子会社の売却方法についてお調べですね。
子会社を売却するときには、通常の株式譲渡とは少し違う手続きをすることがあるので注意をしなければなりません。
そこで今回は子会社を売却するときの流れを10のステップで詳しく解説しています。
また、子会社の売却だからこそできる税金対策を事前に学び、万全の体制で子会社を売却しましょう。
目次
1.子会社を売却した有名な企業の事例

子会社の売却はよくニュースで聞きますよね。
まずは、子会社を売却した有名な企業の事例を2つ確認しましょう。
事例1.日立製作所の子会社売却
売り手企業 | 日立製作所 |
対象の子会社 | 日立プロキュアメントサービス |
買い手企業 | 萬楽庵 |
売却価格 | 8億円程度(非公開) |
日立製作所は2018年12月に間接材の調達子会社である日立プロキュアメントサービスを売却することを発表しました。
売却先はインドのITサービス大手のインフォシス、パナソニック、パソナです。
株式の81%を引き受けるインフォシスの子会社となり、社名も変更する予定となっています。
パナソニックとパソナはそれぞれ2%ずつ引き受け、残りの15%は日立製作所が保有し続けることになっています。
今回、日立製作所が子会社の売却に踏み切った理由は、営業利益率を10%以上に高めるためです。

**作業指示:**
(1) 子会社売却の記事から、「まずは、子会社を売却した有名な企業の事例を2つ確認しましょう。」を含む語句で始まり「変更する予定となっています。」で終わる部分をそのまま書き写してください。
(2) 子会社売却の記事によると、日立プロキュアメントサービスの株式のうち、日立製作所が保有し続けるのは何%ですか。
(3) 子会社売却の記事の最後の文に続けて、その先を書き進めてください。

**提供データ:**
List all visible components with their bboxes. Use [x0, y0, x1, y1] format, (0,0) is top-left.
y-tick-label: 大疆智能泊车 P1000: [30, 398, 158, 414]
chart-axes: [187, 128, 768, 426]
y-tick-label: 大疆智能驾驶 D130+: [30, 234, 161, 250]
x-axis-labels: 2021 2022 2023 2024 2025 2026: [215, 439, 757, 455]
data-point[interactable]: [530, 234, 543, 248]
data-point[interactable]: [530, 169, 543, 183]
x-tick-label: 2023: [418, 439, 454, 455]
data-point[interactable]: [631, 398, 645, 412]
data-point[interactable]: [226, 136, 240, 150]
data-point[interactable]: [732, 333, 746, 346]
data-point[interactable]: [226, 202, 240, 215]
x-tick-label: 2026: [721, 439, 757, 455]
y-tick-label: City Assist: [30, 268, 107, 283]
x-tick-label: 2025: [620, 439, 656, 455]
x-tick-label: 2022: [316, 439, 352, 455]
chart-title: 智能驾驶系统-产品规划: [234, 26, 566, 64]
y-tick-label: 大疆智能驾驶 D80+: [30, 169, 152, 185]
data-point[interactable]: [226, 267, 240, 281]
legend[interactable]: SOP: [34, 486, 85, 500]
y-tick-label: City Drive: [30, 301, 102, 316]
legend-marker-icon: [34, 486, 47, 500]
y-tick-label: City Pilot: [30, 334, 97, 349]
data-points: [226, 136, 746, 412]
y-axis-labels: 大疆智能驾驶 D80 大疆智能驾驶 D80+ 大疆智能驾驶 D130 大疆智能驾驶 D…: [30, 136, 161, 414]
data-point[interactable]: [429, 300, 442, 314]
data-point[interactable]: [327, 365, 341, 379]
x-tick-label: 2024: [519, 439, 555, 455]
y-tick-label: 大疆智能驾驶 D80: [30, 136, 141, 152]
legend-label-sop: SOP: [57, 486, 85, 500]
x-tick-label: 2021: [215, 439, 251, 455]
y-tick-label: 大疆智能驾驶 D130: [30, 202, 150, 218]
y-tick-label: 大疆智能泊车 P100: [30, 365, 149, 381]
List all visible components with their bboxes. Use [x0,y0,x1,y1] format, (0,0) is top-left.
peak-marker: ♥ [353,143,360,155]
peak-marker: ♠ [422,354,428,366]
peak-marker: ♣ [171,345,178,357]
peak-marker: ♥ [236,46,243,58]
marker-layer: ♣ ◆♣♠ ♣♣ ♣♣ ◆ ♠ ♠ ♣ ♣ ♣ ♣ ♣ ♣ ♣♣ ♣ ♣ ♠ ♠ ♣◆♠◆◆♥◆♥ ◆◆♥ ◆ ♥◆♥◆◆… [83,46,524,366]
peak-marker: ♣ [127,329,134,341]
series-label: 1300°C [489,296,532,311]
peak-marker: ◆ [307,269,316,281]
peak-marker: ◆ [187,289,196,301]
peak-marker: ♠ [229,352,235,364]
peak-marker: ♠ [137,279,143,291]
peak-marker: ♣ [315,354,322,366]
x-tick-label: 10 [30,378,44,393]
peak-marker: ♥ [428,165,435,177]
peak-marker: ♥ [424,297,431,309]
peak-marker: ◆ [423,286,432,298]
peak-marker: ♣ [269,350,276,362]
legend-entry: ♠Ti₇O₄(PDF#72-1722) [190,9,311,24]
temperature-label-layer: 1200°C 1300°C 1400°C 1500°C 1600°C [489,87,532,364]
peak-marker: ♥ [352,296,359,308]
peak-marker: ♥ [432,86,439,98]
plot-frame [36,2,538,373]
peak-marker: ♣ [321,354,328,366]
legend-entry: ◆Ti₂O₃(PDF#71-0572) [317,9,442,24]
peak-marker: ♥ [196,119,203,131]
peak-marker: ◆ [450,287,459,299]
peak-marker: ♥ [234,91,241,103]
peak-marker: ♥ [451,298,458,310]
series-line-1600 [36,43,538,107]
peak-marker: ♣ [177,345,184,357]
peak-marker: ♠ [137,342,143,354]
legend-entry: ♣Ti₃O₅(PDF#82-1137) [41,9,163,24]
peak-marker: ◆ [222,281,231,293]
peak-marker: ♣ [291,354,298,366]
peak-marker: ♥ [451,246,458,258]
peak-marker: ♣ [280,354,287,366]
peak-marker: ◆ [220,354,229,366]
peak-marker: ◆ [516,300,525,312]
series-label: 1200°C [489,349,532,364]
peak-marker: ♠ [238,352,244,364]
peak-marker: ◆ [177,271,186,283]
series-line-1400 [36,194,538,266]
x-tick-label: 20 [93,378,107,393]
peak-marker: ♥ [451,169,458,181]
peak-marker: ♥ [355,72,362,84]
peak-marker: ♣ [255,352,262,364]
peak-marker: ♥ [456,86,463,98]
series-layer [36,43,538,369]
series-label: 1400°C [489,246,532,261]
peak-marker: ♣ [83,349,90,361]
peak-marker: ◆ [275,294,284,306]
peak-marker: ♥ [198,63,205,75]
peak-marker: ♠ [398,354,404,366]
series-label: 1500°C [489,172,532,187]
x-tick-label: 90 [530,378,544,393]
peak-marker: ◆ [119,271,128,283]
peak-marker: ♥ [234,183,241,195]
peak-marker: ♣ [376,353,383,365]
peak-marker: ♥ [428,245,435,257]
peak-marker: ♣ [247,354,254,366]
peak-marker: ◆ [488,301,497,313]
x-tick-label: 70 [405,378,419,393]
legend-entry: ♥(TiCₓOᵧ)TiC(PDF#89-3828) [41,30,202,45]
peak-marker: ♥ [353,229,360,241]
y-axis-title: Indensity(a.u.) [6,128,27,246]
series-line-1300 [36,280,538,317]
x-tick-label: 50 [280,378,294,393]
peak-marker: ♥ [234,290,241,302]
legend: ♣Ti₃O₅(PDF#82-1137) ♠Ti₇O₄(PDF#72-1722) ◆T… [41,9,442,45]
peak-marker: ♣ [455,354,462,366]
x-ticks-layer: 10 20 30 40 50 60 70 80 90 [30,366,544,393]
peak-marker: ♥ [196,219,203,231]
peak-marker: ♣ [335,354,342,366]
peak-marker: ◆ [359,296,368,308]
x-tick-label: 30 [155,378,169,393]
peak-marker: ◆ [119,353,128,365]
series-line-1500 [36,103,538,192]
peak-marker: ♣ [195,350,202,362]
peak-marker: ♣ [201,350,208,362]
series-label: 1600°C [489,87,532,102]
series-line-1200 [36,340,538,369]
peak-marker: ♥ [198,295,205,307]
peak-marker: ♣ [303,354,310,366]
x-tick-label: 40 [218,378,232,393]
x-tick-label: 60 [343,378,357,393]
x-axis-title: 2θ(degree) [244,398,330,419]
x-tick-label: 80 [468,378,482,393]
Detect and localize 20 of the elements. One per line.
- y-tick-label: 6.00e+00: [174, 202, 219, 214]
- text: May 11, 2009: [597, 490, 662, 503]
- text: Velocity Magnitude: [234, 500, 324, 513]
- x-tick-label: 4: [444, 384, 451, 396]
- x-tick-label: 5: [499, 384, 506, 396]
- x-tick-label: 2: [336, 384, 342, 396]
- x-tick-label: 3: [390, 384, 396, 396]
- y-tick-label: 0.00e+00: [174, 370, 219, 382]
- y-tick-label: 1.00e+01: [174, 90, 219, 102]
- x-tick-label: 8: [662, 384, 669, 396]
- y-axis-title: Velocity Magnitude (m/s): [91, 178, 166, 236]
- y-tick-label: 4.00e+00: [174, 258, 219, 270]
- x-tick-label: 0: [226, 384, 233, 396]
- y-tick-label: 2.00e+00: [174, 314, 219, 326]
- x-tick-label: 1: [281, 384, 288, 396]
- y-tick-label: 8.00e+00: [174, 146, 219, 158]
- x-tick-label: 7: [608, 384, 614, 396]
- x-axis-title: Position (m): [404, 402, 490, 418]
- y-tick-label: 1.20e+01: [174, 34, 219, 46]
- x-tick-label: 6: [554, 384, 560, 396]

**各作業の解答:**
(1)
まずは、子会社を売却した有名な企業の事例を2つ確認しましょう。
事例1.日立製作所の子会社売却
売り手企業 | 日立製作所 |
対象の子会社 | 日立プロキュアメントサービス |
買い手企業 | 萬楽庵 |
売却価格 | 8億円程度(非公開) |
日立製作所は2018年12月に間接材の調達子会社である日立プロキュアメントサービスを売却することを発表しました。
売却先はインドのITサービス大手のインフォシス、パナソニック、パソナです。
株式の81%を引き受けるインフォシスの子会社となり、社名も変更する予定となっています。

(2) 日立製作所は残りの15%を保有し続けます。

(3)
経営基盤を強化し、IoT事業に資金を集中させます。
日立製作所は、日立プロキュアメントサービスを数十億で売却することに成功しました。
事例2.RIZAPグループの子会社売却
売り手企業 | RIZAPグループ |
対象の子会社 | ジャパンゲートウェイ |
買い手企業 | インフォシス(81%保有) パナソニック(2%保有) パソナ(2%保有) |
売却価格 | 8億円程(非公開) |
RIZAPグループは、化粧品販売子会社であるジャパンゲートウェイを売却したと発表しました。
ジャパンゲートウェイの売却先は名古屋市の投資会社萬楽庵です。
萬楽庵は、今後展開する予定の通販事業にジャパンゲートウェイの持つブランド商品を活用したいとの考えを述べています。
RIZAPは2019年3月期連結決算の純損益が赤字になる見通しを2018年11月に発表したばかりです。
原因は、赤字企業の買収を繰り返し行っていたことにあります。
そのため、本業のフィットネスクラブとの関連が低い子会社を売却する計画を立てていたのです。
そもそも、RIZAPは赤字だったジャパンゲートウェイを2017年12月に買収しました。
しかし、買収後思うように業績が伸びず、赤字は回復しなかったのです。
売却額は非公開となっていますが、RIZAPは売却によって約8億円の損失を2019年3月期決算に計上する予定となっています。
ライザップが赤字に陥った原因については、『負ののれんとは?発生する理由とリスクをRIZAPを例に徹底解説!』で詳しく説明しています。
2.子会社を売却する目的は『経営再建』

2つの有名企業の事例を見てみました。
事例からも分かるように、子会社を売却する目的は経営再建です。
そもそも、子会社には経営の決定権がなく、親会社に経営権が握られています。
子会社を売却することで、力を注ぎたい事業のための資金調達することができるのです。
しかし、子会社の売却は通常の会社売却の手続きと少し異なります。
次の章で子会社を売却するときの流れを確認していきましょう。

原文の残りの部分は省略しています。